### RECORDS SUPPLIED
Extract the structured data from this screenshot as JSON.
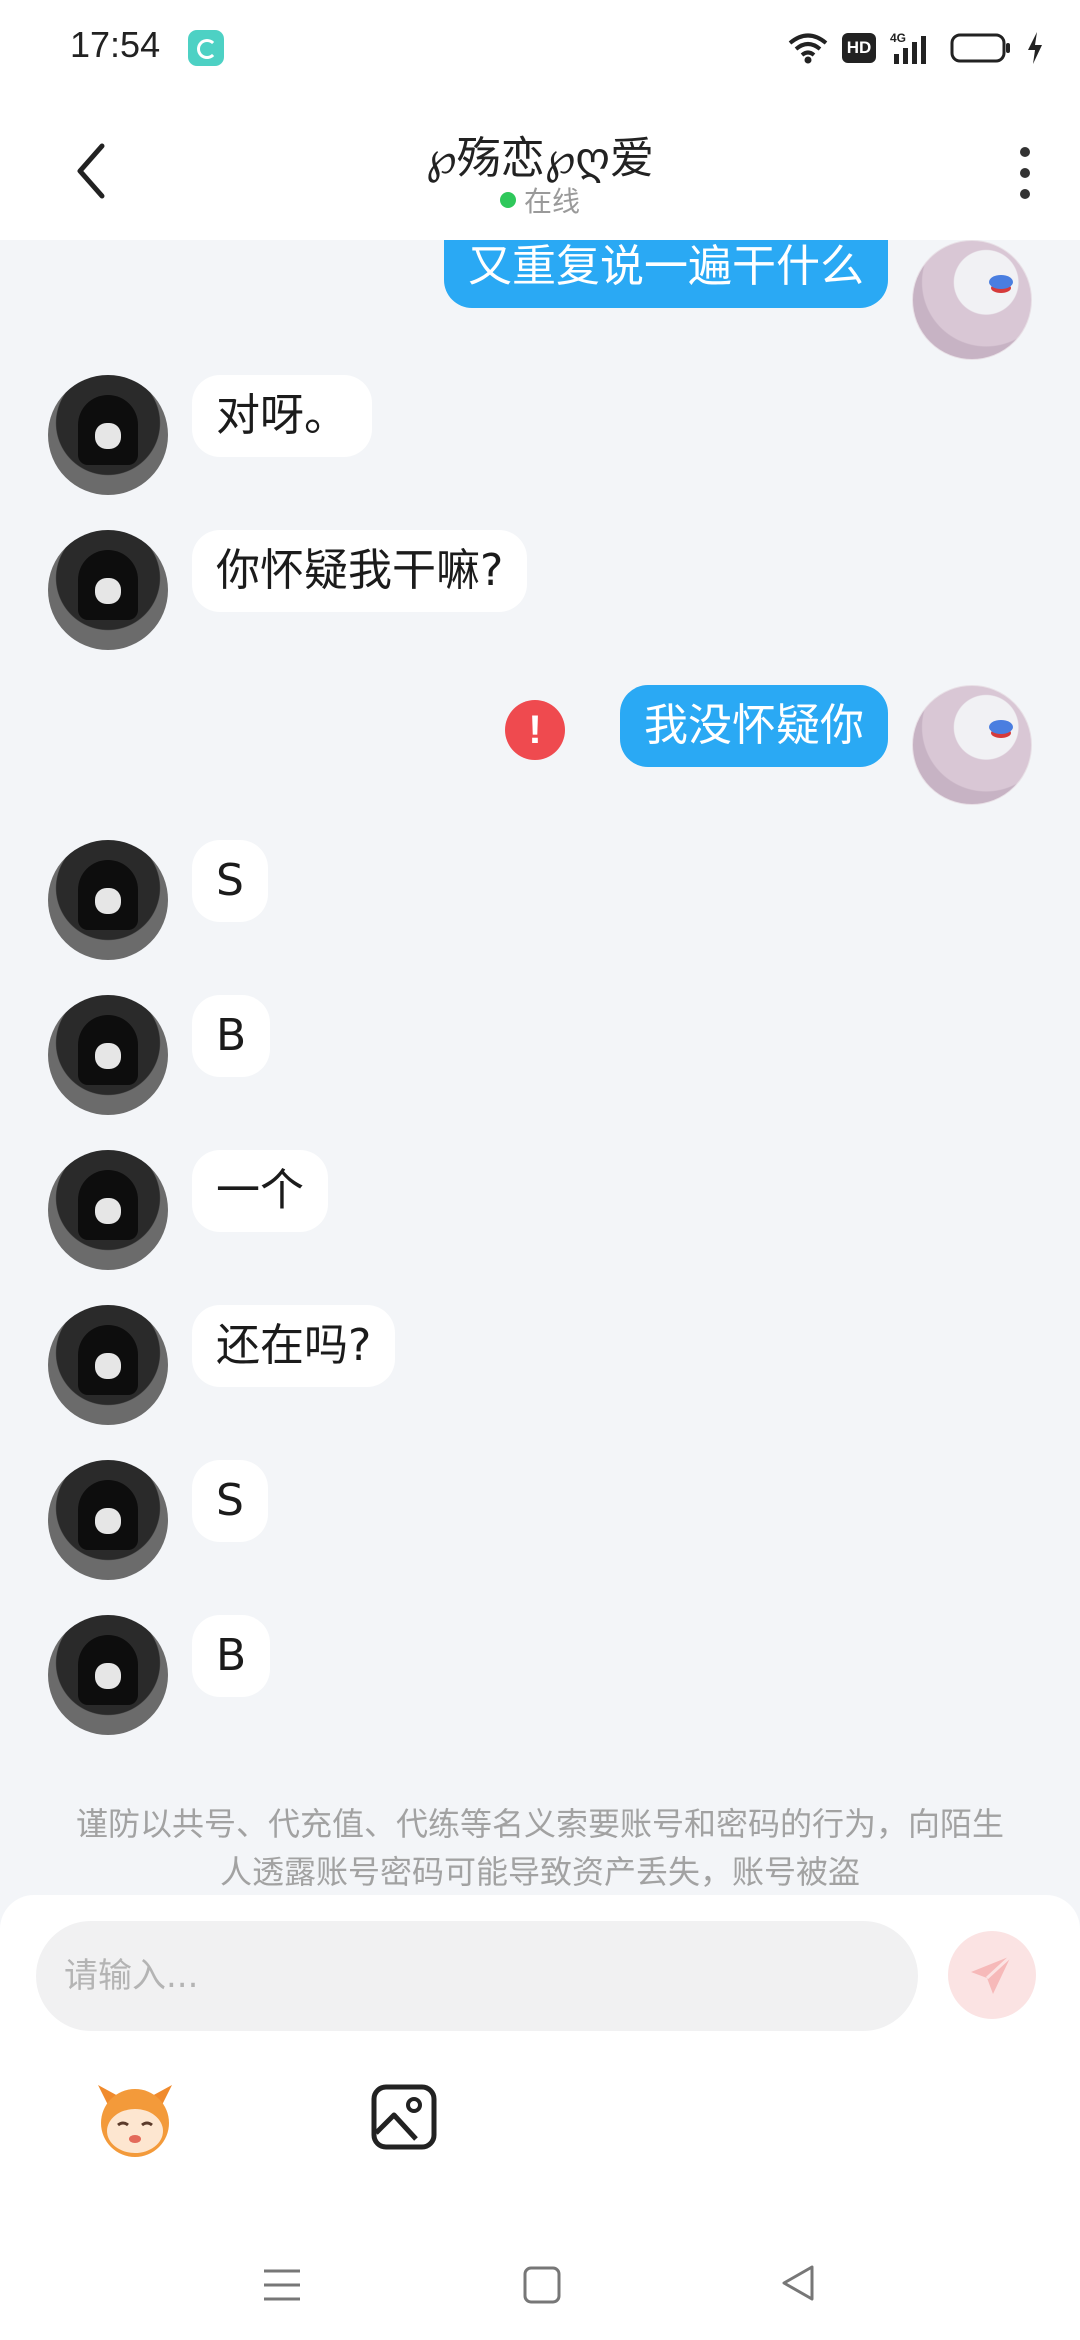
{
  "status_bar": {
    "time": "17:54",
    "hd_label": "HD",
    "network_label": "4G"
  },
  "header": {
    "title": "℘殇恋℘ღ爱",
    "status": "在线"
  },
  "messages": [
    {
      "sender": "me",
      "text": "又重复说一遍干什么"
    },
    {
      "sender": "other",
      "text": "对呀。"
    },
    {
      "sender": "other",
      "text": "你怀疑我干嘛?"
    },
    {
      "sender": "me",
      "text": "我没怀疑你",
      "failed": true
    },
    {
      "sender": "other",
      "text": "S"
    },
    {
      "sender": "other",
      "text": "B"
    },
    {
      "sender": "other",
      "text": "一个"
    },
    {
      "sender": "other",
      "text": "还在吗?"
    },
    {
      "sender": "other",
      "text": "S"
    },
    {
      "sender": "other",
      "text": "B"
    }
  ],
  "error_mark": "!",
  "notice": "谨防以共号、代充值、代练等名义索要账号和密码的行为，向陌生人透露账号密码可能导致资产丢失，账号被盗",
  "input": {
    "placeholder": "请输入..."
  },
  "icons": {
    "back": "back-arrow-icon",
    "more": "more-vertical-icon",
    "send": "send-icon",
    "emoji": "emoji-sticker-icon",
    "image": "image-icon"
  },
  "colors": {
    "my_bubble": "#2aa9f4",
    "other_bubble": "#ffffff",
    "background": "#f3f5f8",
    "error": "#ef4a4f",
    "online": "#2fc85b"
  }
}
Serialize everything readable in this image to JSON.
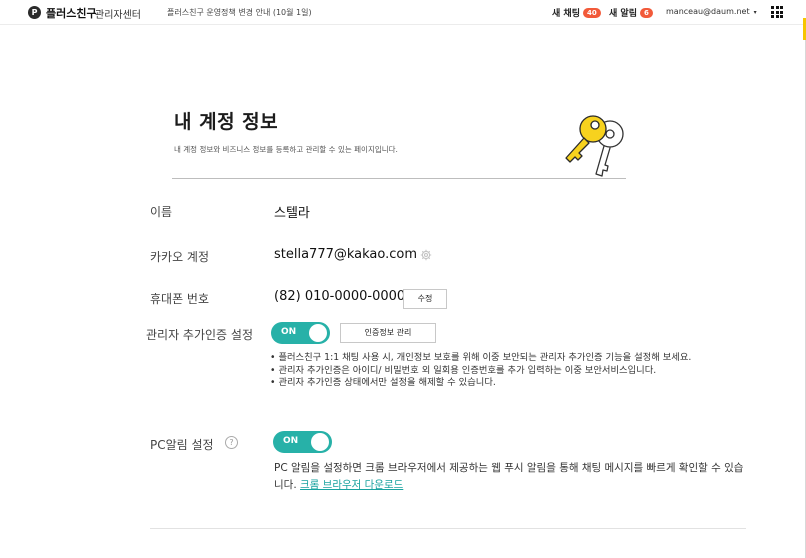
{
  "topbar": {
    "logo_letter": "P",
    "brand": "플러스친구",
    "brand_sub": "관리자센터",
    "notice": "플러스친구 운영정책 변경 안내 (10월 1일)",
    "chat_label": "새 채팅",
    "chat_count": "40",
    "alert_label": "새 알림",
    "alert_count": "6",
    "account": "manceau@daum.net",
    "account_caret": "▾",
    "accent_color": "#f6c500",
    "badge_color": "#f25a3a",
    "apps_icon": "grid-icon"
  },
  "header": {
    "title": "내 계정 정보",
    "subtitle": "내 계정 정보와 비즈니스 정보를 등록하고 관리할 수 있는 페이지입니다.",
    "illustration": "key-icon"
  },
  "form": {
    "name_label": "이름",
    "name_value": "스텔라",
    "kakao_label": "카카오 계정",
    "kakao_value": "stella777@kakao.com",
    "kakao_icon": "gear-icon",
    "phone_label": "휴대폰 번호",
    "phone_value": "(82) 010-0000-0000",
    "phone_edit": "수정",
    "twofactor_label": "관리자 추가인증 설정",
    "twofactor_toggle": "ON",
    "twofactor_manage": "인증정보 관리",
    "twofactor_bullets": [
      "• 플러스친구 1:1 채팅 사용 시, 개인정보 보호를 위해 이중 보안되는 관리자 추가인증 기능을 설정해 보세요.",
      "• 관리자 추가인증은 아이디/ 비밀번호 외 일회용 인증번호를 추가 입력하는 이중 보안서비스입니다.",
      "• 관리자 추가인증 상태에서만 설정을 해제할 수 있습니다."
    ],
    "pc_label": "PC알림 설정",
    "pc_help": "?",
    "pc_toggle": "ON",
    "pc_desc": "PC 알림을 설정하면 크롬 브라우저에서 제공하는 웹 푸시 알림을 통해 채팅 메시지를 빠르게 확인할 수 있습니다.",
    "pc_link": "크롬 브라우저 다운로드",
    "toggle_color": "#27b1a8",
    "link_color": "#1aa3a0"
  }
}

### PROMPT
Using the records above, select and copy every line that has the word "JSON".

### SOLUTION FOR THIS EXERCISE
Extract the structured data from this screenshot as JSON.
Serialize everything readable in this image to JSON.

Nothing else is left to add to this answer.